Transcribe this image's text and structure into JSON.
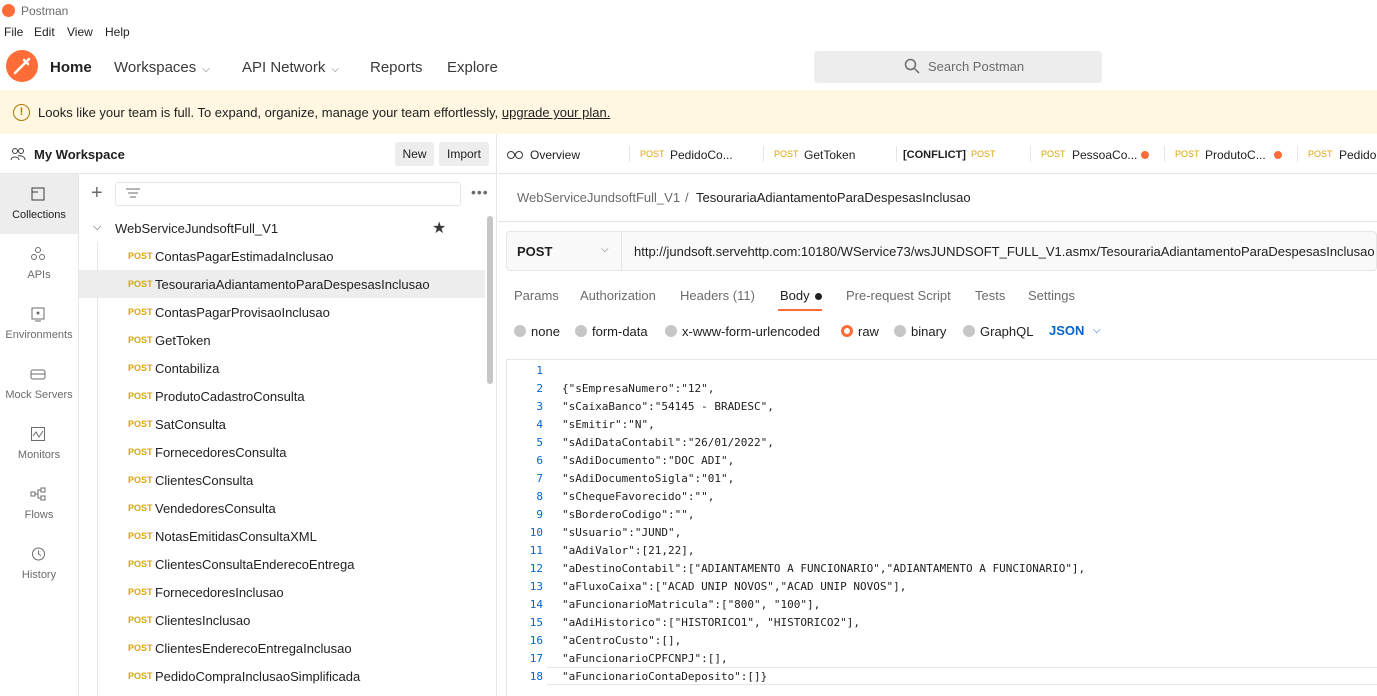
{
  "window": {
    "title": "Postman"
  },
  "menu": [
    "File",
    "Edit",
    "View",
    "Help"
  ],
  "header": {
    "home": "Home",
    "workspaces": "Workspaces",
    "api_network": "API Network",
    "reports": "Reports",
    "explore": "Explore",
    "search_placeholder": "Search Postman"
  },
  "banner": {
    "message": "Looks like your team is full. To expand, organize, manage your team effortlessly, ",
    "link": "upgrade your plan."
  },
  "sidebar": {
    "workspace": "My Workspace",
    "new_label": "New",
    "import_label": "Import",
    "rail": [
      {
        "label": "Collections",
        "icon": "collections-icon"
      },
      {
        "label": "APIs",
        "icon": "apis-icon"
      },
      {
        "label": "Environments",
        "icon": "environments-icon"
      },
      {
        "label": "Mock Servers",
        "icon": "mock-servers-icon"
      },
      {
        "label": "Monitors",
        "icon": "monitors-icon"
      },
      {
        "label": "Flows",
        "icon": "flows-icon"
      },
      {
        "label": "History",
        "icon": "history-icon"
      }
    ],
    "collection": "WebServiceJundsoftFull_V1",
    "requests": [
      {
        "method": "POST",
        "name": "ContasPagarEstimadaInclusao"
      },
      {
        "method": "POST",
        "name": "TesourariaAdiantamentoParaDespesasInclusao"
      },
      {
        "method": "POST",
        "name": "ContasPagarProvisaoInclusao"
      },
      {
        "method": "POST",
        "name": "GetToken"
      },
      {
        "method": "POST",
        "name": "Contabiliza"
      },
      {
        "method": "POST",
        "name": "ProdutoCadastroConsulta"
      },
      {
        "method": "POST",
        "name": "SatConsulta"
      },
      {
        "method": "POST",
        "name": "FornecedoresConsulta"
      },
      {
        "method": "POST",
        "name": "ClientesConsulta"
      },
      {
        "method": "POST",
        "name": "VendedoresConsulta"
      },
      {
        "method": "POST",
        "name": "NotasEmitidasConsultaXML"
      },
      {
        "method": "POST",
        "name": "ClientesConsultaEnderecoEntrega"
      },
      {
        "method": "POST",
        "name": "FornecedoresInclusao"
      },
      {
        "method": "POST",
        "name": "ClientesInclusao"
      },
      {
        "method": "POST",
        "name": "ClientesEnderecoEntregaInclusao"
      },
      {
        "method": "POST",
        "name": "PedidoCompraInclusaoSimplificada"
      }
    ]
  },
  "tabs": [
    {
      "method": "",
      "label": "Overview"
    },
    {
      "method": "POST",
      "label": "PedidoCo..."
    },
    {
      "method": "POST",
      "label": "GetToken"
    },
    {
      "method": "POST",
      "label": "[CONFLICT]"
    },
    {
      "method": "POST",
      "label": "PessoaCo..."
    },
    {
      "method": "POST",
      "label": "ProdutoC..."
    },
    {
      "method": "POST",
      "label": "PedidoC"
    }
  ],
  "breadcrumb": {
    "collection": "WebServiceJundsoftFull_V1",
    "separator": "/",
    "request": "TesourariaAdiantamentoParaDespesasInclusao"
  },
  "request": {
    "method": "POST",
    "url": "http://jundsoft.servehttp.com:10180/WService73/wsJUNDSOFT_FULL_V1.asmx/TesourariaAdiantamentoParaDespesasInclusao ..."
  },
  "request_tabs": {
    "params": "Params",
    "authorization": "Authorization",
    "headers": "Headers (11)",
    "body": "Body",
    "prerequest": "Pre-request Script",
    "tests": "Tests",
    "settings": "Settings"
  },
  "body_options": {
    "none": "none",
    "form_data": "form-data",
    "urlencoded": "x-www-form-urlencoded",
    "raw": "raw",
    "binary": "binary",
    "graphql": "GraphQL",
    "format": "JSON",
    "selected": "raw"
  },
  "editor": {
    "lines": [
      "",
      "{\"sEmpresaNumero\":\"12\",",
      "\"sCaixaBanco\":\"54145 - BRADESC\",",
      "\"sEmitir\":\"N\",",
      "\"sAdiDataContabil\":\"26/01/2022\",",
      "\"sAdiDocumento\":\"DOC ADI\",",
      "\"sAdiDocumentoSigla\":\"01\",",
      "\"sChequeFavorecido\":\"\",",
      "\"sBorderoCodigo\":\"\",",
      "\"sUsuario\":\"JUND\",",
      "\"aAdiValor\":[21,22],",
      "\"aDestinoContabil\":[\"ADIANTAMENTO A FUNCIONARIO\",\"ADIANTAMENTO A FUNCIONARIO\"],",
      "\"aFluxoCaixa\":[\"ACAD UNIP NOVOS\",\"ACAD UNIP NOVOS\"],",
      "\"aFuncionarioMatricula\":[\"800\", \"100\"],",
      "\"aAdiHistorico\":[\"HISTORICO1\", \"HISTORICO2\"],",
      "\"aCentroCusto\":[],",
      "\"aFuncionarioCPFCNPJ\":[],",
      "\"aFuncionarioContaDeposito\":[]}"
    ]
  },
  "colors": {
    "accent": "#ff6c37",
    "post": "#d9a60a",
    "link": "#0265d2",
    "banner": "#fff7e1"
  }
}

· · · · ·

▸ Written task:
Find each line with the string "icon" and copy it out.

▸ Output of the task:
        "icon": "collections-icon"
        "icon": "apis-icon"
        "icon": "environments-icon"
        "icon": "mock-servers-icon"
        "icon": "monitors-icon"
        "icon": "flows-icon"
        "icon": "history-icon"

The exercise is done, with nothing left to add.